▶ _Problem_
Can you transcribe every line exactly and leave the pictures behind?

[Stored records]
----
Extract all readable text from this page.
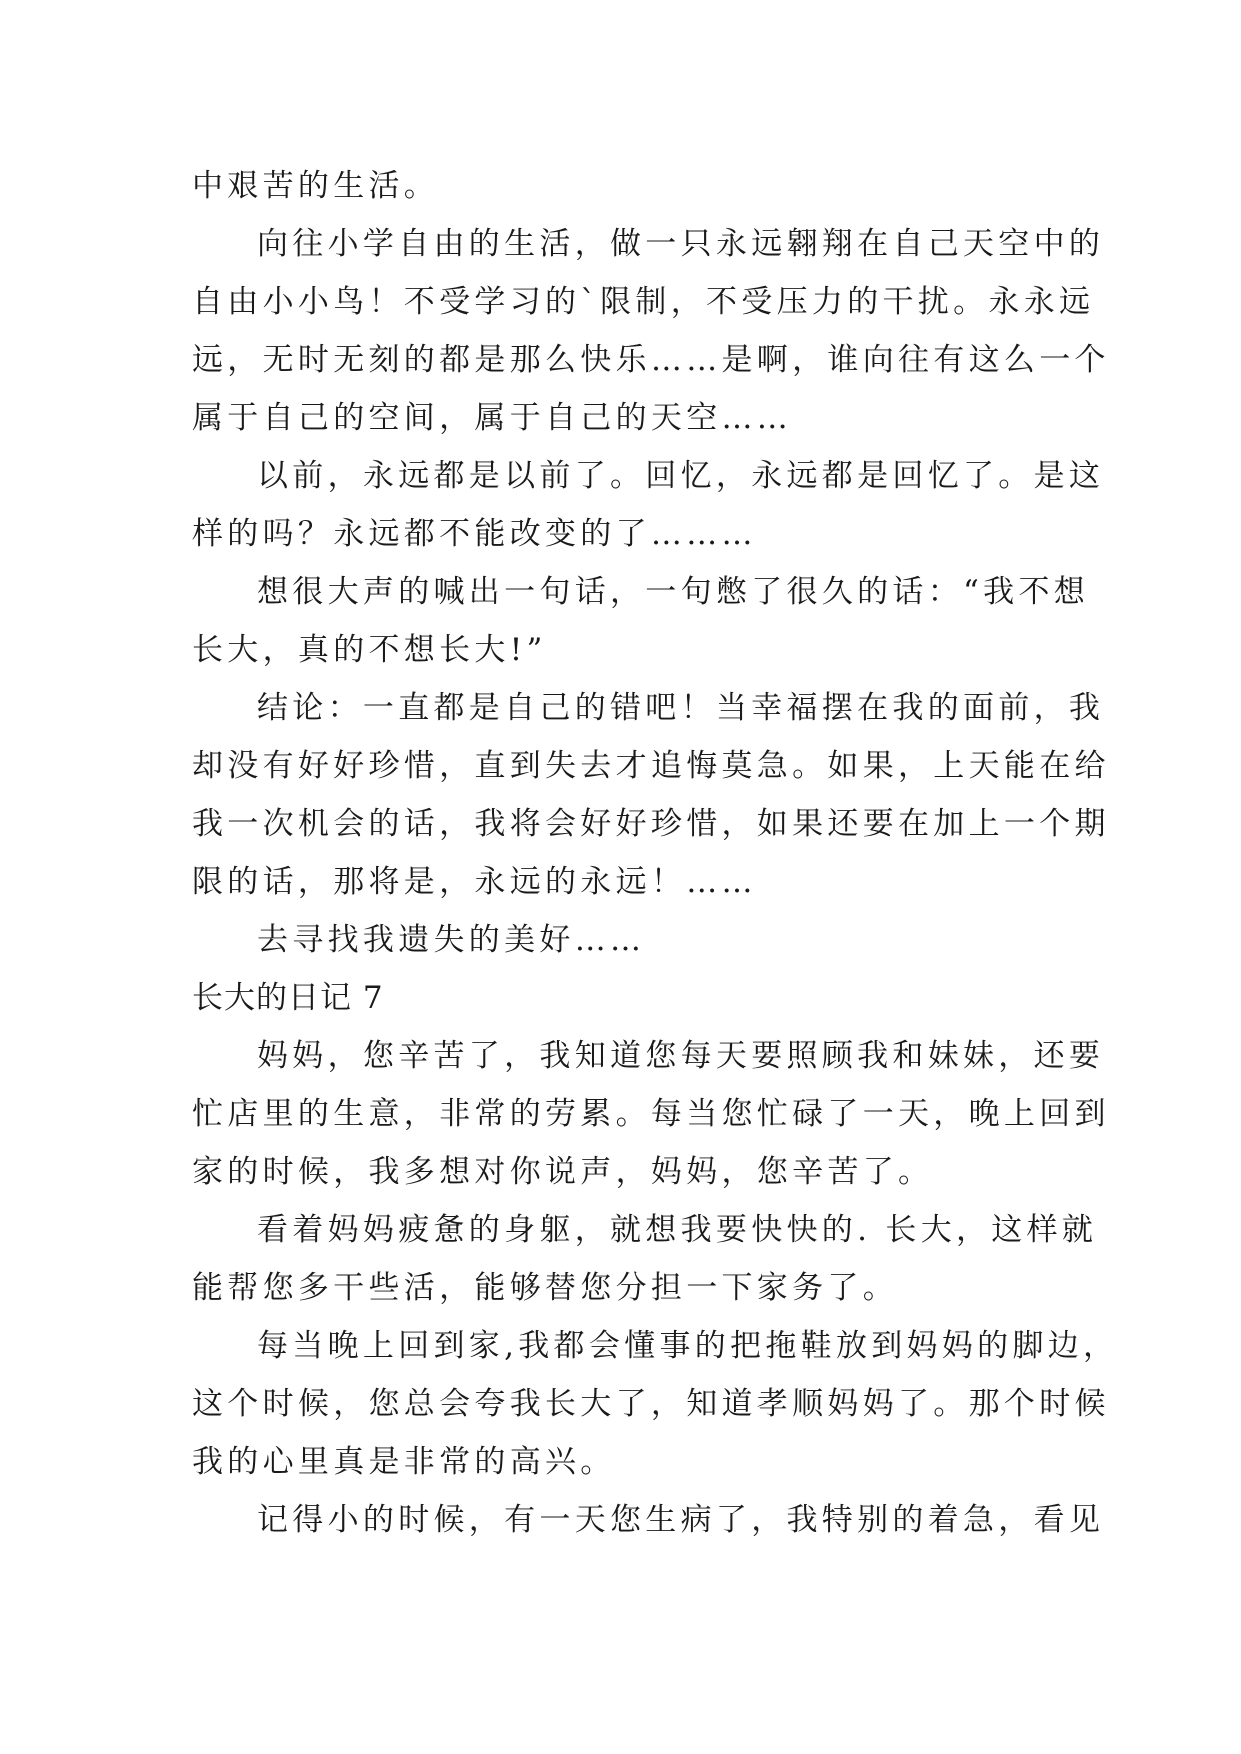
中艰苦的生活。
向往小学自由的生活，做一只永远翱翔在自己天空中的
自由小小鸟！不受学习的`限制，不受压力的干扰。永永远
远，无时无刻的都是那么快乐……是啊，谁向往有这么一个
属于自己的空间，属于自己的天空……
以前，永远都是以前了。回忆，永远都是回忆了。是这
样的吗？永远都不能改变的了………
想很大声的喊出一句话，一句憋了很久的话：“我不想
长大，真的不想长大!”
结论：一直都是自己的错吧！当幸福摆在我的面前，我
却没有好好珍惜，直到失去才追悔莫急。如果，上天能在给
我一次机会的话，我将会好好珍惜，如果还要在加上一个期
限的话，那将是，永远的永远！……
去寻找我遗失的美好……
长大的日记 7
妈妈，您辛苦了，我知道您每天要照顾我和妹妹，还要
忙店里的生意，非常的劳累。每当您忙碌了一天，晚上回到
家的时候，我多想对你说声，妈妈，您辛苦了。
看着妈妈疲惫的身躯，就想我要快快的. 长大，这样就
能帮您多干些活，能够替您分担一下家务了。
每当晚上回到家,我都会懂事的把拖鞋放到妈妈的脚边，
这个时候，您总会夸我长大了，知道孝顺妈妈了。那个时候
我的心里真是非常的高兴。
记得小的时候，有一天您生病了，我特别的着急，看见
----
▶ _Solution below_
Extract all readable text from this page.
中艰苦的生活。
向往小学自由的生活，做一只永远翱翔在自己天空中的
自由小小鸟！不受学习的`限制，不受压力的干扰。永永远
远，无时无刻的都是那么快乐……是啊，谁向往有这么一个
属于自己的空间，属于自己的天空……
以前，永远都是以前了。回忆，永远都是回忆了。是这
样的吗？永远都不能改变的了………
想很大声的喊出一句话，一句憋了很久的话：“我不想
长大，真的不想长大!”
结论：一直都是自己的错吧！当幸福摆在我的面前，我
却没有好好珍惜，直到失去才追悔莫急。如果，上天能在给
我一次机会的话，我将会好好珍惜，如果还要在加上一个期
限的话，那将是，永远的永远！……
去寻找我遗失的美好……
长大的日记 7
妈妈，您辛苦了，我知道您每天要照顾我和妹妹，还要
忙店里的生意，非常的劳累。每当您忙碌了一天，晚上回到
家的时候，我多想对你说声，妈妈，您辛苦了。
看着妈妈疲惫的身躯，就想我要快快的. 长大，这样就
能帮您多干些活，能够替您分担一下家务了。
每当晚上回到家,我都会懂事的把拖鞋放到妈妈的脚边，
这个时候，您总会夸我长大了，知道孝顺妈妈了。那个时候
我的心里真是非常的高兴。
记得小的时候，有一天您生病了，我特别的着急，看见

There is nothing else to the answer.